In the records below, find each line containing the word "Tanzania" and copy it.

▽

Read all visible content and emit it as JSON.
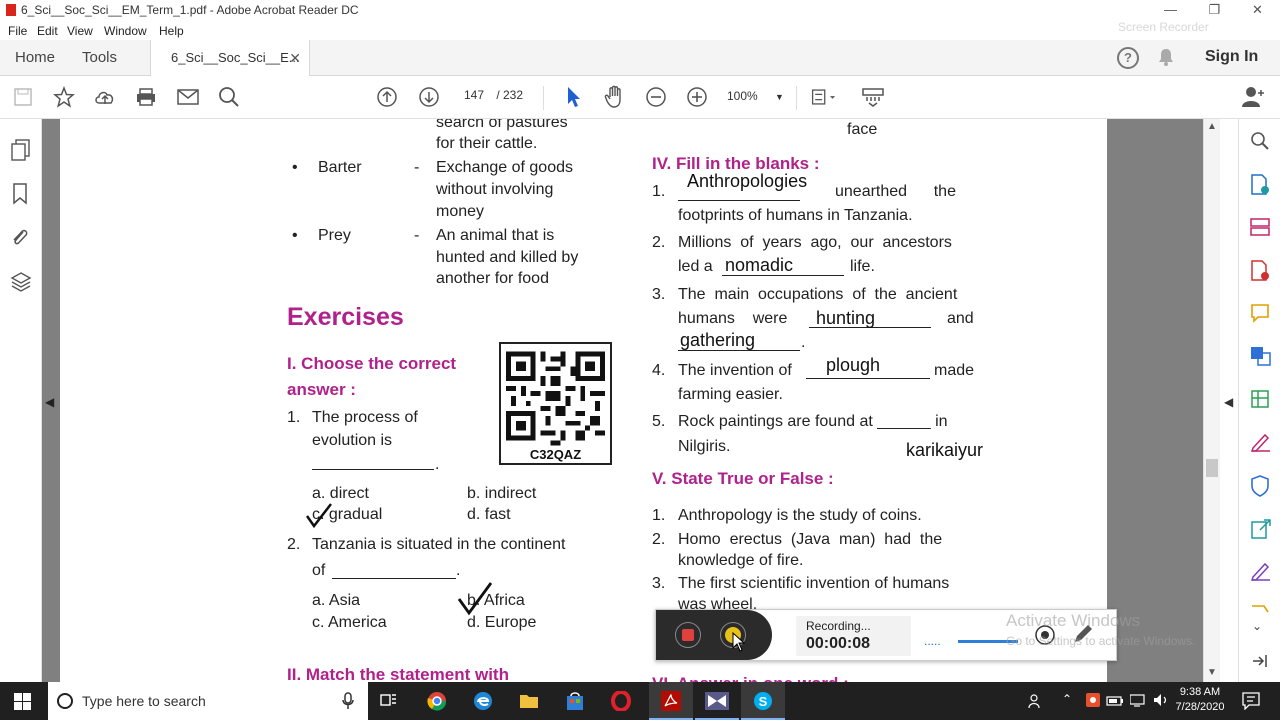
{
  "window": {
    "title": "6_Sci__Soc_Sci__EM_Term_1.pdf - Adobe Acrobat Reader DC"
  },
  "menu": [
    "File",
    "Edit",
    "View",
    "Window",
    "Help"
  ],
  "tabs": {
    "home": "Home",
    "tools": "Tools",
    "doc": "6_Sci__Soc_Sci__E..."
  },
  "signin": "Sign In",
  "toolbar": {
    "page_current": "147",
    "page_total": "/  232",
    "zoom": "100%"
  },
  "page": {
    "top_frag1": "search of pastures",
    "top_frag2": "for their cattle.",
    "top_right_frag": "face",
    "gloss": [
      {
        "term": "Barter",
        "dash": "-",
        "def": [
          "Exchange of goods",
          "without involving",
          "money"
        ]
      },
      {
        "term": "Prey",
        "dash": "-",
        "def": [
          "An animal that is",
          "hunted and killed by",
          "another for food"
        ]
      }
    ],
    "exercises": "Exercises",
    "sec1": [
      "I. Choose the correct",
      "answer :"
    ],
    "qr_code": "C32QAZ",
    "q1": {
      "n": "1.",
      "text": [
        "The process of",
        "evolution is"
      ],
      "end": ".",
      "a": "a. direct",
      "b": "b. indirect",
      "c": "c. gradual",
      "d": "d. fast"
    },
    "q2": {
      "n": "2.",
      "text": "Tanzania  is  situated  in  the  continent",
      "of": "of",
      "end": ".",
      "a": "a. Asia",
      "b": "b. Africa",
      "c": "c. America",
      "d": "d. Europe"
    },
    "sec2": "II. Match the statement with",
    "sec4": "IV. Fill in the blanks :",
    "fill": [
      {
        "n": "1.",
        "ans": "Anthropologies",
        "after": "unearthed      the",
        "line2": "footprints of humans in Tanzania."
      },
      {
        "n": "2.",
        "line1": "Millions  of  years  ago,  our  ancestors",
        "before": "led a",
        "ans": "nomadic",
        "after": "life."
      },
      {
        "n": "3.",
        "line1": "The  main  occupations  of  the  ancient",
        "before": "humans    were",
        "ans": "hunting",
        "after": "and",
        "ans2": "gathering",
        "end": "."
      },
      {
        "n": "4.",
        "before": "The invention of",
        "ans": "plough",
        "after": "made",
        "line2": "farming easier."
      },
      {
        "n": "5.",
        "line1": "Rock paintings are found at ______ in",
        "line2": "Nilgiris.",
        "ans": "karikaiyur"
      }
    ],
    "sec5": "V. State True or False :",
    "tf": [
      {
        "n": "1.",
        "text": "Anthropology is the study of coins."
      },
      {
        "n": "2.",
        "text": "Homo  erectus  (Java  man)  had  the",
        "text2": "knowledge of fire."
      },
      {
        "n": "3.",
        "text": "The first scientific invention of humans",
        "text2": "was wheel."
      }
    ],
    "sec6": "VI. Answer in one word :"
  },
  "recorder": {
    "status": "Recording...",
    "time": "00:00:08",
    "dots": "....."
  },
  "watermark": {
    "line1": "Activate Windows",
    "line2": "Go to Settings to activate Windows.",
    "rec_brand": "Screen Recorder"
  },
  "taskbar": {
    "search_placeholder": "Type here to search",
    "time": "9:38 AM",
    "date": "7/28/2020"
  }
}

△

__Full answer__
      "text": "Tanzania  is  situated  in  the  continent",
        "line2": "footprints of humans in Tanzania."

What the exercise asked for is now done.